## GIVEN TASK
What you return should match every record exactly, with the images removed.

++++++++++

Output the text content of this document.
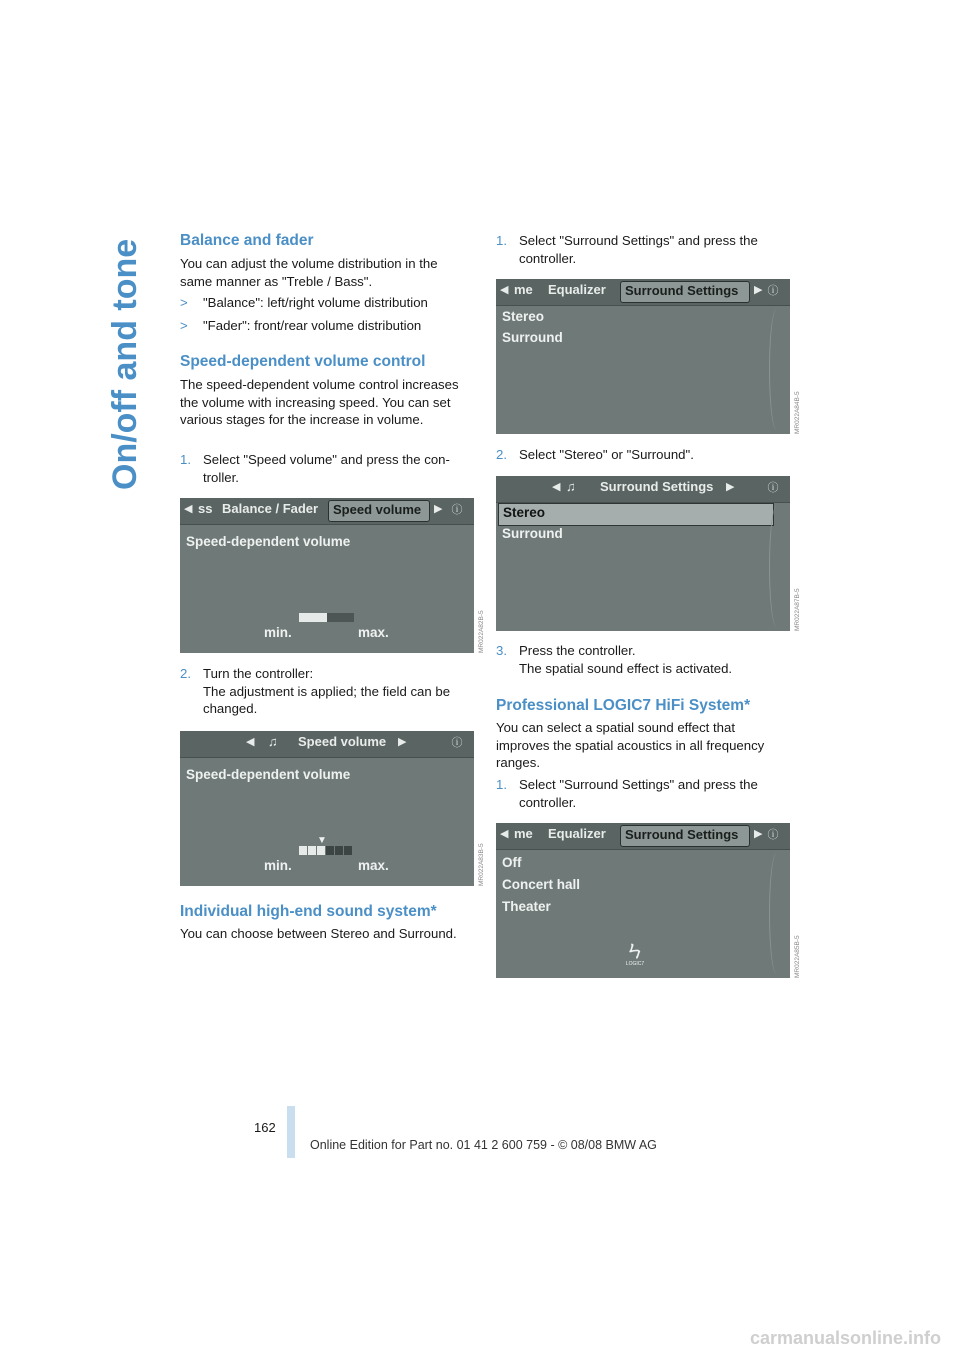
On/off and tone	Balance and fader

You can adjust the volume distribution in the same manner as "Treble / Bass".

> "Balance": left/right volume distribution
> "Fader": front/rear volume distribution
Speed-dependent volume control

The speed-dependent volume control increases the volume with increasing speed. You can set various stages for the increase in volume.

1. Select "Speed volume" and press the con-troller.
◀ ss Balance / Fader Speed volume ▶ ⓘ
Speed-dependent volume
min.	max.	MR022A82B-5

2. Turn the controller:
The adjustment is applied; the field can be changed.

◀ ♫ Speed volume ▶	ⓘ
Speed-dependent volume
▼
min.	max.	MR022A83B-5
Individual high-end sound system*

You can choose between Stereo and Surround.

1. Select "Surround Settings" and press the controller.
◀ me Equalizer Surround Settings ▶ ⓘ
Stereo
Surround
MR022A84B-5
2. Select "Stereo" or "Surround".
◀ ♫ Surround Settings ▶	ⓘ
Stereo
Surround
MR022A87B-5

3. Press the controller.
The spatial sound effect is activated.

Professional LOGIC7 HiFi System*

You can select a spatial sound effect that improves the spatial acoustics in all frequency ranges.

1. Select "Surround Settings" and press the controller.
◀ me Equalizer Surround Settings ▶ ⓘ
Off
Concert hall
Theater
ㄣ
LOGIC7	MR022A85B-5
162
Online Edition for Part no. 01 41 2 600 759 - © 08/08 BMW AG
carmanualsonline.info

++++++++++

## OUTPUT FOR THIS TASK
Output the text content of this document.
On/off and tone	Balance and fader

You can adjust the volume distribution in the same manner as "Treble / Bass".

> "Balance": left/right volume distribution
> "Fader": front/rear volume distribution
Speed-dependent volume control

The speed-dependent volume control increases the volume with increasing speed. You can set various stages for the increase in volume.

1. Select "Speed volume" and press the con-troller.
◀ ss Balance / Fader Speed volume ▶ ⓘ
Speed-dependent volume
min.	max.	MR022A82B-5

2. Turn the controller:
The adjustment is applied; the field can be changed.

◀ ♫ Speed volume ▶	ⓘ
Speed-dependent volume
▼
min.	max.	MR022A83B-5
Individual high-end sound system*

You can choose between Stereo and Surround.

1. Select "Surround Settings" and press the controller.
◀ me Equalizer Surround Settings ▶ ⓘ
Stereo
Surround
MR022A84B-5
2. Select "Stereo" or "Surround".
◀ ♫ Surround Settings ▶	ⓘ
Stereo
Surround
MR022A87B-5

3. Press the controller.
The spatial sound effect is activated.

Professional LOGIC7 HiFi System*

You can select a spatial sound effect that improves the spatial acoustics in all frequency ranges.

1. Select "Surround Settings" and press the controller.
◀ me Equalizer Surround Settings ▶ ⓘ
Off
Concert hall
Theater
ㄣ
LOGIC7	MR022A85B-5
162
Online Edition for Part no. 01 41 2 600 759 - © 08/08 BMW AG
carmanualsonline.info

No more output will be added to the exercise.